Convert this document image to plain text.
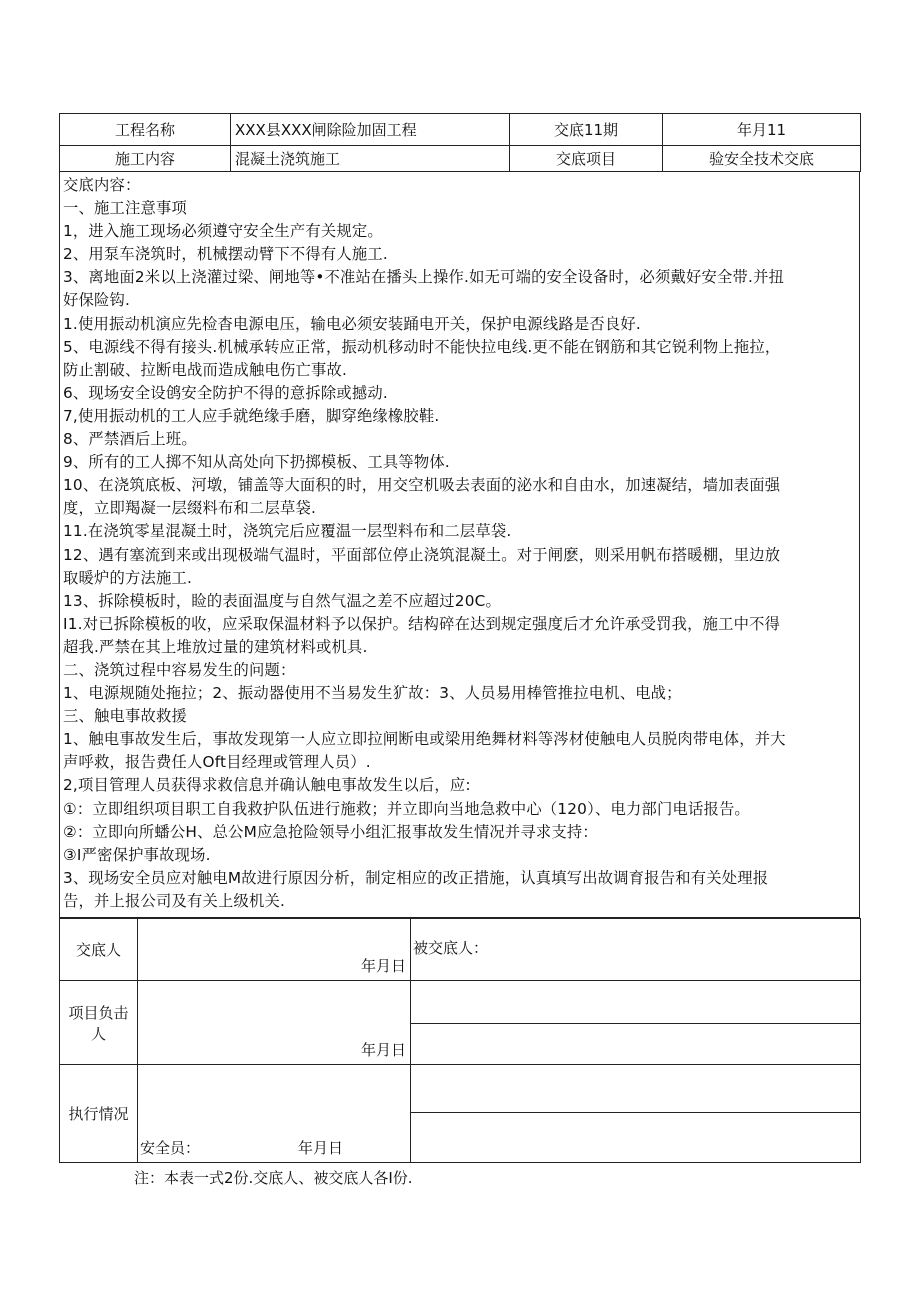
工程名称	XXX县XXX闸除险加固工程	交底11期	年月11
施工内容	混凝土浇筑施工	交底项目	验安全技术交底
交底内容：
一、施工注意事项
1，进入施工现场必须遵守安全生产有关规定。
2、用泵车浇筑时，机械摆动臂下不得有人施工.
3、离地面2米以上浇灌过梁、闸地等•不准站在播头上操作.如无可端的安全设备时，必须戴好安全带.并扭
好保险钩.
1.使用振动机演应先检杳电源电压，输电必须安装踊电开关，保护电源线路是否良好.
5、电源线不得有接头.机械承转应正常，振动机移动时不能快拉电线.更不能在钢筋和其它锐利物上拖拉，
防止割破、拉断电战而造成触电伤亡事故.
6、现场安全设鸧安全防护不得的意拆除或撼动.
7,使用振动机的工人应手就绝缘手磨，脚穿绝缘橡胶鞋.
8、严禁酒后上班。
9、所有的工人掷不知从高处向下扔掷模板、工具等物体.
10、在浇筑底板、河墩，铺盖等大面积的时，用交空机吸去表面的泌水和自由水，加速凝结，墙加表面强
度，立即羯凝一层缀料布和二层草袋.
11.在浇筑零星混凝土时，浇筑完后应覆温一层型料布和二层草袋.
12、遇有塞流到来或出现极端气温时，平面部位停止浇筑混凝土。对于闸麽，则采用帆布搭暖棚，里边放
取暖炉的方法施工.
13、拆除模板时，睑的表面温度与自然气温之差不应超过20C。
I1.对已拆除模板的收，应采取保温材料予以保护。结构碎在达到规定强度后才允许承受罚我，施工中不得
超我.严禁在其上堆放过量的建筑材料或机具.
二、浇筑过程中容易发生的问题：
1、电源规随处拖拉；2、振动器使用不当易发生犷故：3、人员易用棒管推拉电机、电战；
三、触电事故救援
1、触电事故发生后，事故发现第一人应立即拉闸断电或梁用绝舞材料等涔材使触电人员脱肉带电体，并大
声呼救，报告费任人Oft目经理或管理人员）.
2,项目管理人员获得求救信息并确认触电事故发生以后，应:
①：立即组织项目职工自我救护队伍进行施救；并立即向当地急救中心（120）、电力部门电话报告。
②：立即向所蟠公H、总公M应急抢险领导小组汇报事故发生情况并寻求支持：
③I严密保护事故现场.
3、现场安全员应对触电M故进行原因分析，制定相应的改正措施，认真填写出故调育报告和有关处理报
告，并上报公司及有关上级机关.
交底人	年月日	被交底人：
项目负击人	年月日	

执行情况	安全员： 年月日	

注：本表一式2份.交底人、被交底人各I份.
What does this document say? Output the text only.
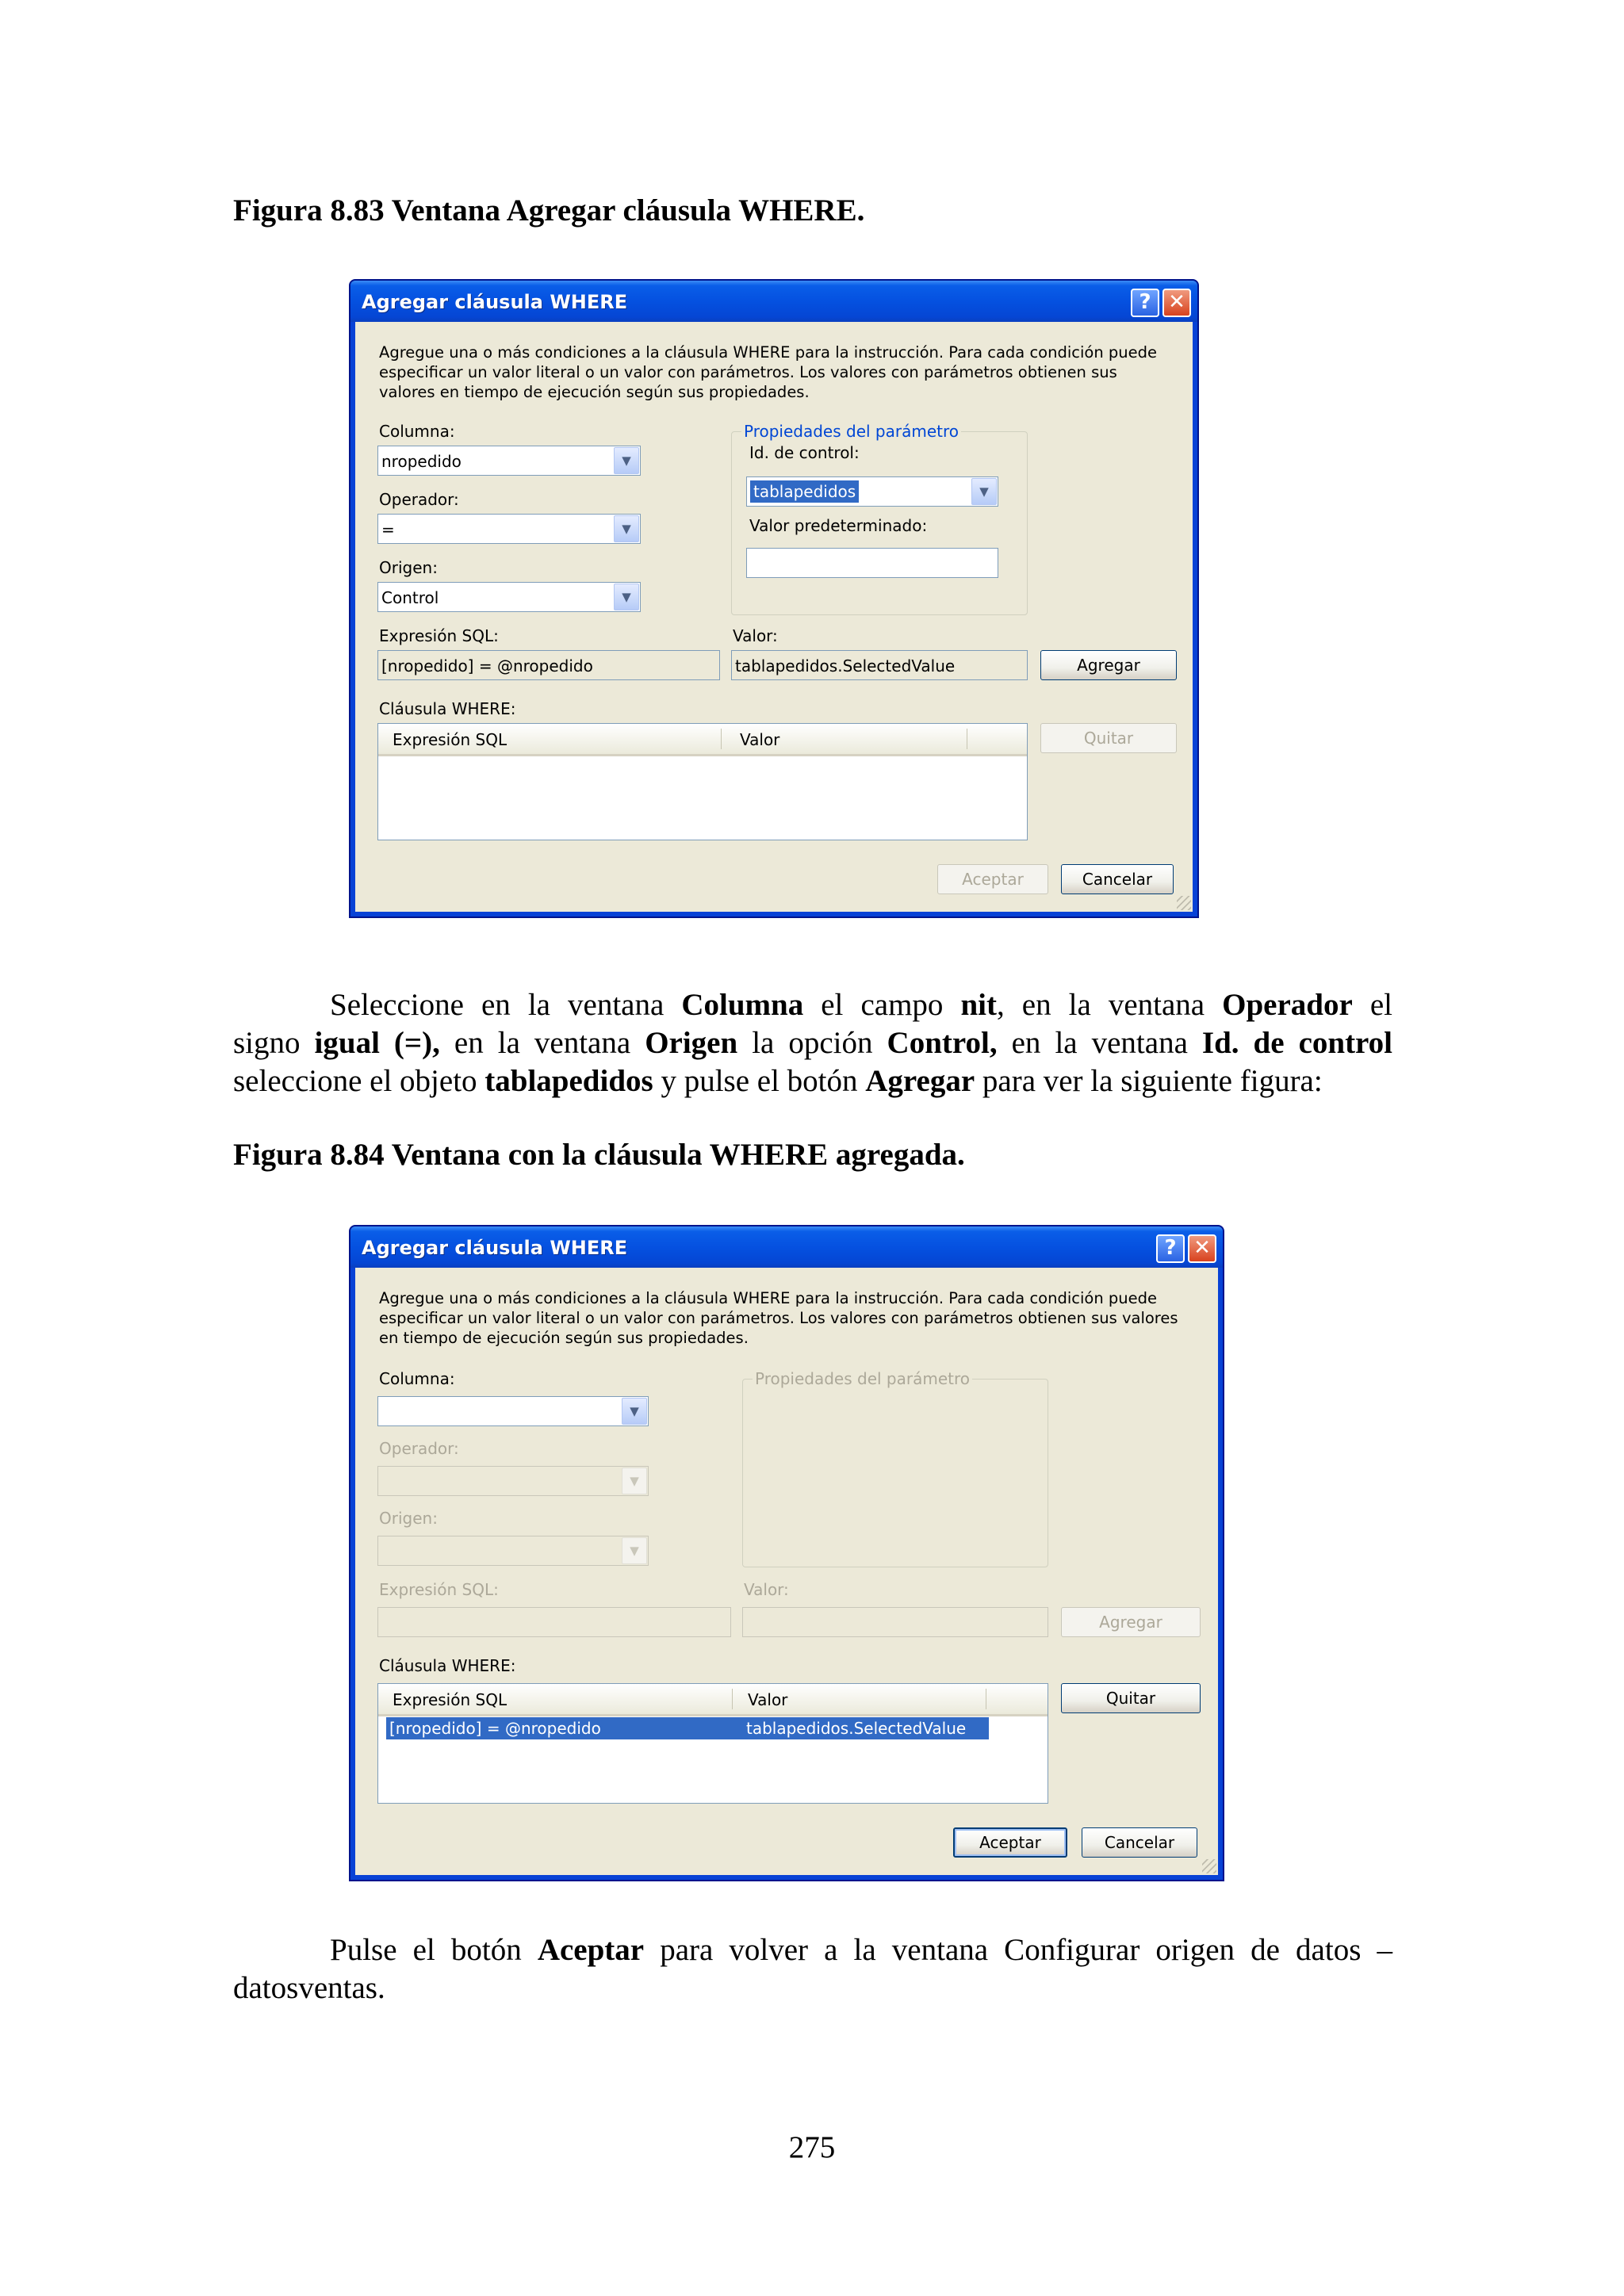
Figura 8.83 Ventana Agregar cláusula WHERE.
Agregar cláusula WHERE	? ✕
Agregue una o más condiciones a la cláusula WHERE para la instrucción. Para cada condición puede especificar un valor literal o un valor con parámetros. Los valores con parámetros obtienen sus valores en tiempo de ejecución según sus propiedades.
Columna:
nropedido	▼
Operador:
=	▼
Origen:
Control	▼
Propiedades del parámetro
Id. de control:
tablapedidos	▼
Valor predeterminado:
Expresión SQL:
[nropedido] = @nropedido
Valor:
tablapedidos.SelectedValue	Agregar
Cláusula WHERE:
Expresión SQL	Valor	Quitar
Aceptar	Cancelar
Seleccione en la ventana Columna el campo nit, en la ventana Operador el
signo igual (=), en la ventana Origen la opción Control, en la ventana Id. de control
seleccione el objeto tablapedidos y pulse el botón Agregar para ver la siguiente figura:
Figura 8.84 Ventana con la cláusula WHERE agregada.
Agregar cláusula WHERE	? ✕
Agregue una o más condiciones a la cláusula WHERE para la instrucción. Para cada condición puede especificar un valor literal o un valor con parámetros. Los valores con parámetros obtienen sus valores en tiempo de ejecución según sus propiedades.
Columna:
▼
Operador:
▼
Origen:
▼
Propiedades del parámetro
Expresión SQL:	Valor:
Agregar
Cláusula WHERE:
Expresión SQL	Valor
[nropedido] = @nropedido	tablapedidos.SelectedValue
Quitar
Aceptar	Cancelar
Pulse el botón Aceptar para volver a la ventana Configurar origen de datos –
datosventas.
275
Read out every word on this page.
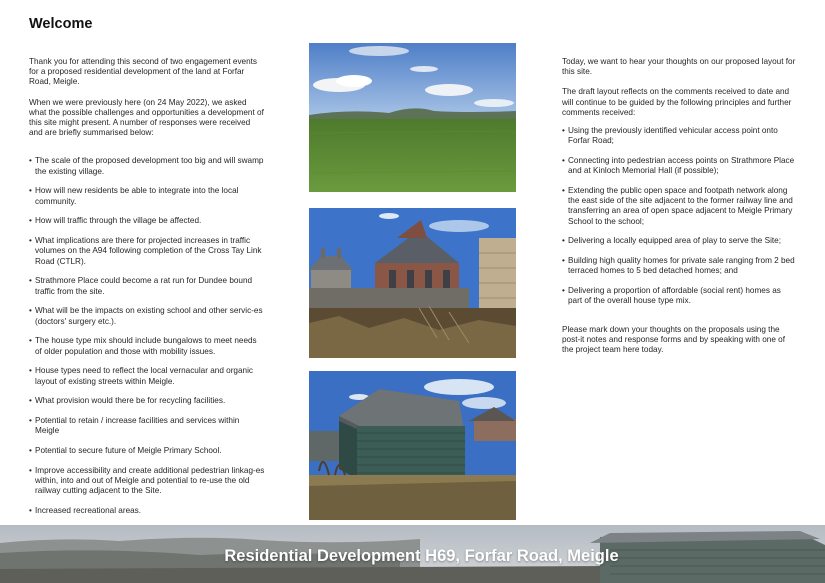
Welcome

Thank you for attending this second of two engagement events for a proposed residential development of the land at Forfar Road, Meigle.

When we were previously here (on 24 May 2022), we asked what the possible challenges and opportunities a development of this site might present. A number of responses were received and are briefly summarised below:

• The scale of the proposed development too big and will swamp the existing village.
• How will new residents be able to integrate into the local community.
• How will traffic through the village be affected.
• What implications are there for projected increases in traffic volumes on the A94 following completion of the Cross Tay Link Road (CTLR).
• Strathmore Place could become a rat run for Dundee bound traffic from the site.
• What will be the impacts on existing school and other servic-es (doctors' surgery etc.).
• The house type mix should include bungalows to meet needs of older population and those with mobility issues.
• House types need to reflect the local vernacular and organic layout of existing streets within Meigle.
• What provision would there be for recycling facilities.
• Potential to retain / increase facilities and services within Meigle
• Potential to secure future of Meigle Primary School.
• Improve accessibility and create additional pedestrian linkag-es within, into and out of Meigle and potential to re-use the old railway cutting adjacent to the Site.
• Increased recreational areas.

Today, we want to hear your thoughts on our proposed layout for this site.

The draft layout reflects on the comments received to date and will continue to be guided by the following principles and further comments received:

• Using the previously identified vehicular access point onto Forfar Road;
• Connecting into pedestrian access points on Strathmore Place and at Kinloch Memorial Hall (if possible);
• Extending the public open space and footpath network along the east side of the site adjacent to the former railway line and transferring an area of open space adjacent to Meigle Primary School to the school;
• Delivering a locally equipped area of play to serve the Site;
• Building high quality homes for private sale ranging from 2 bed terraced homes to 5 bed detached homes; and
• Delivering a proportion of affordable (social rent) homes as part of the overall house type mix.

Please mark down your thoughts on the proposals using the post-it notes and response forms and by speaking with one of the project team here today.

Residential Development H69, Forfar Road, Meigle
==*==
Problem requirements: The records above must be printed exactly; the pictures stay out.

Task response:
Convert this document image to plain text.
工程名称	XXX县XXX闸除险加固工程	交底11期	年月11
施工内容	混凝土浇筑施工	交底项目	验安全技术交底
交底内容：
一、施工注意事项
1，进入施工现场必须遵守安全生产有关规定。
2、用泵车浇筑时，机械摆动臂下不得有人施工.
3、离地面2米以上浇灌过梁、闸地等•不准站在播头上操作.如无可端的安全设备时，必须戴好安全带.并扭
好保险钩.
1.使用振动机演应先检杳电源电压，输电必须安装踊电开关，保护电源线路是否良好.
5、电源线不得有接头.机械承转应正常，振动机移动时不能快拉电线.更不能在钢筋和其它锐利物上拖拉，
防止割破、拉断电战而造成触电伤亡事故.
6、现场安全设鸧安全防护不得的意拆除或撼动.
7,使用振动机的工人应手就绝缘手磨，脚穿绝缘橡胶鞋.
8、严禁酒后上班。
9、所有的工人掷不知从高处向下扔掷模板、工具等物体.
10、在浇筑底板、河墩，铺盖等大面积的时，用交空机吸去表面的泌水和自由水，加速凝结，墙加表面强
度，立即羯凝一层缀料布和二层草袋.
11.在浇筑零星混凝土时，浇筑完后应覆温一层型料布和二层草袋.
12、遇有塞流到来或出现极端气温时，平面部位停止浇筑混凝土。对于闸麽，则采用帆布搭暖棚，里边放
取暖炉的方法施工.
13、拆除模板时，睑的表面温度与自然气温之差不应超过20C。
I1.对已拆除模板的收，应采取保温材料予以保护。结构碎在达到规定强度后才允许承受罚我，施工中不得
超我.严禁在其上堆放过量的建筑材料或机具.
二、浇筑过程中容易发生的问题：
1、电源规随处拖拉；2、振动器使用不当易发生犷故：3、人员易用棒管推拉电机、电战；
三、触电事故救援
1、触电事故发生后，事故发现第一人应立即拉闸断电或梁用绝舞材料等涔材使触电人员脱肉带电体，并大
声呼救，报告费任人Oft目经理或管理人员）.
2,项目管理人员获得求救信息并确认触电事故发生以后，应:
①：立即组织项目职工自我救护队伍进行施救；并立即向当地急救中心（120）、电力部门电话报告。
②：立即向所蟠公H、总公M应急抢险领导小组汇报事故发生情况并寻求支持：
③I严密保护事故现场.
3、现场安全员应对触电M故进行原因分析，制定相应的改正措施，认真填写出故调育报告和有关处理报
告，并上报公司及有关上级机关.
交底人	年月日	被交底人：
项目负击人	年月日	

执行情况	安全员： 年月日	

注：本表一式2份.交底人、被交底人各I份.
What does this document say? Output the text only.
Figura 8.83 Ventana Agregar cláusula WHERE.
Agregar cláusula WHERE	? ✕
Agregue una o más condiciones a la cláusula WHERE para la instrucción. Para cada condición puede especificar un valor literal o un valor con parámetros. Los valores con parámetros obtienen sus valores en tiempo de ejecución según sus propiedades.
Columna:
nropedido	▼
Operador:
=	▼
Origen:
Control	▼
Propiedades del parámetro
Id. de control:
tablapedidos	▼
Valor predeterminado:
Expresión SQL:
[nropedido] = @nropedido
Valor:
tablapedidos.SelectedValue	Agregar
Cláusula WHERE:
Expresión SQL	Valor	Quitar
Aceptar	Cancelar
Seleccione en la ventana Columna el campo nit, en la ventana Operador el
signo igual (=), en la ventana Origen la opción Control, en la ventana Id. de control
seleccione el objeto tablapedidos y pulse el botón Agregar para ver la siguiente figura:
Figura 8.84 Ventana con la cláusula WHERE agregada.
Agregar cláusula WHERE	? ✕
Agregue una o más condiciones a la cláusula WHERE para la instrucción. Para cada condición puede especificar un valor literal o un valor con parámetros. Los valores con parámetros obtienen sus valores en tiempo de ejecución según sus propiedades.
Columna:
▼
Operador:
▼
Origen:
▼
Propiedades del parámetro
Expresión SQL:	Valor:
Agregar
Cláusula WHERE:
Expresión SQL	Valor
[nropedido] = @nropedido	tablapedidos.SelectedValue
Quitar
Aceptar	Cancelar
Pulse el botón Aceptar para volver a la ventana Configurar origen de datos –
datosventas.
275
Read out every word on this page.
Welcome

Thank you for attending this second of two engagement events for a proposed residential development of the land at Forfar Road, Meigle.

When we were previously here (on 24 May 2022), we asked what the possible challenges and opportunities a development of this site might present. A number of responses were received and are briefly summarised below:

• The scale of the proposed development too big and will swamp the existing village.
• How will new residents be able to integrate into the local community.
• How will traffic through the village be affected.
• What implications are there for projected increases in traffic volumes on the A94 following completion of the Cross Tay Link Road (CTLR).
• Strathmore Place could become a rat run for Dundee bound traffic from the site.
• What will be the impacts on existing school and other servic-es (doctors' surgery etc.).
• The house type mix should include bungalows to meet needs of older population and those with mobility issues.
• House types need to reflect the local vernacular and organic layout of existing streets within Meigle.
• What provision would there be for recycling facilities.
• Potential to retain / increase facilities and services within Meigle
• Potential to secure future of Meigle Primary School.
• Improve accessibility and create additional pedestrian linkag-es within, into and out of Meigle and potential to re-use the old railway cutting adjacent to the Site.
• Increased recreational areas.

Today, we want to hear your thoughts on our proposed layout for this site.

The draft layout reflects on the comments received to date and will continue to be guided by the following principles and further comments received:

• Using the previously identified vehicular access point onto Forfar Road;
• Connecting into pedestrian access points on Strathmore Place and at Kinloch Memorial Hall (if possible);
• Extending the public open space and footpath network along the east side of the site adjacent to the former railway line and transferring an area of open space adjacent to Meigle Primary School to the school;
• Delivering a locally equipped area of play to serve the Site;
• Building high quality homes for private sale ranging from 2 bed terraced homes to 5 bed detached homes; and
• Delivering a proportion of affordable (social rent) homes as part of the overall house type mix.

Please mark down your thoughts on the proposals using the post-it notes and response forms and by speaking with one of the project team here today.

Residential Development H69, Forfar Road, Meigle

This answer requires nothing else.